■ **RECORDS TO PROCESS**:
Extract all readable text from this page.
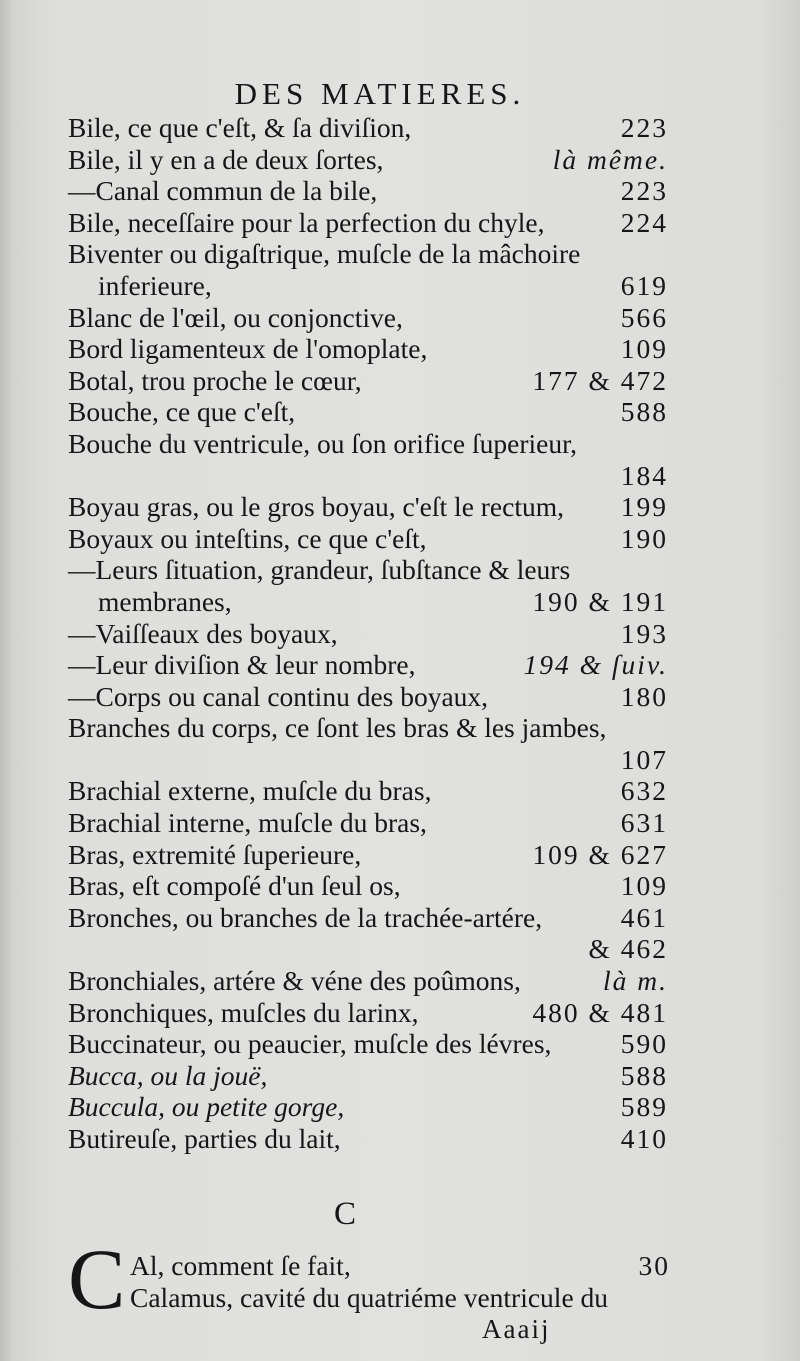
DES MATIERES.
Bile, ce que c'eſt, & ſa diviſion,	223
Bile, il y en a de deux ſortes,	là même.
—Canal commun de la bile,	223
Bile, neceſſaire pour la perfection du chyle,	224
Biventer ou digaſtrique, muſcle de la mâchoire
inferieure,	619
Blanc de l'œil, ou conjonctive,	566
Bord ligamenteux de l'omoplate,	109
Botal, trou proche le cœur,	177 & 472
Bouche, ce que c'eſt,	588
Bouche du ventricule, ou ſon orifice ſuperieur,
184
Boyau gras, ou le gros boyau, c'eſt le rectum, 199
Boyaux ou inteſtins, ce que c'eſt,	190
—Leurs ſituation, grandeur, ſubſtance & leurs
membranes,	190 & 191
—Vaiſſeaux des boyaux,	193
—Leur diviſion & leur nombre,	194 & ſuiv.
—Corps ou canal continu des boyaux,	180
Branches du corps, ce ſont les bras & les jambes,
107
Brachial externe, muſcle du bras,	632
Brachial interne, muſcle du bras,	631
Bras, extremité ſuperieure,	109 & 627
Bras, eſt compoſé d'un ſeul os,	109
Bronches, ou branches de la trachée-artére,	461
& 462
Bronchiales, artére & véne des poûmons,	là m.
Bronchiques, muſcles du larinx,	480 & 481
Buccinateur, ou peaucier, muſcle des lévres,	590
Bucca, ou la jouë,	588
Buccula, ou petite gorge,	589
Butireuſe, parties du lait,	410
C
C Al, comment ſe fait,	30
Calamus, cavité du quatriéme ventricule du
Aaaij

■ **GIVEN REQUEST**:
Write out each entry exactly as given, but skip the pictures.

■ **REPLY TO THE EXERCISE**:
Extract all readable text from this page.
DES MATIERES.
Bile, ce que c'eſt, & ſa diviſion,	223
Bile, il y en a de deux ſortes,	là même.
—Canal commun de la bile,	223
Bile, neceſſaire pour la perfection du chyle,	224
Biventer ou digaſtrique, muſcle de la mâchoire
inferieure,	619
Blanc de l'œil, ou conjonctive,	566
Bord ligamenteux de l'omoplate,	109
Botal, trou proche le cœur,	177 & 472
Bouche, ce que c'eſt,	588
Bouche du ventricule, ou ſon orifice ſuperieur,
184
Boyau gras, ou le gros boyau, c'eſt le rectum, 199
Boyaux ou inteſtins, ce que c'eſt,	190
—Leurs ſituation, grandeur, ſubſtance & leurs
membranes,	190 & 191
—Vaiſſeaux des boyaux,	193
—Leur diviſion & leur nombre,	194 & ſuiv.
—Corps ou canal continu des boyaux,	180
Branches du corps, ce ſont les bras & les jambes,
107
Brachial externe, muſcle du bras,	632
Brachial interne, muſcle du bras,	631
Bras, extremité ſuperieure,	109 & 627
Bras, eſt compoſé d'un ſeul os,	109
Bronches, ou branches de la trachée-artére,	461
& 462
Bronchiales, artére & véne des poûmons,	là m.
Bronchiques, muſcles du larinx,	480 & 481
Buccinateur, ou peaucier, muſcle des lévres,	590
Bucca, ou la jouë,	588
Buccula, ou petite gorge,	589
Butireuſe, parties du lait,	410
C
C Al, comment ſe fait,	30
Calamus, cavité du quatriéme ventricule du
Aaaij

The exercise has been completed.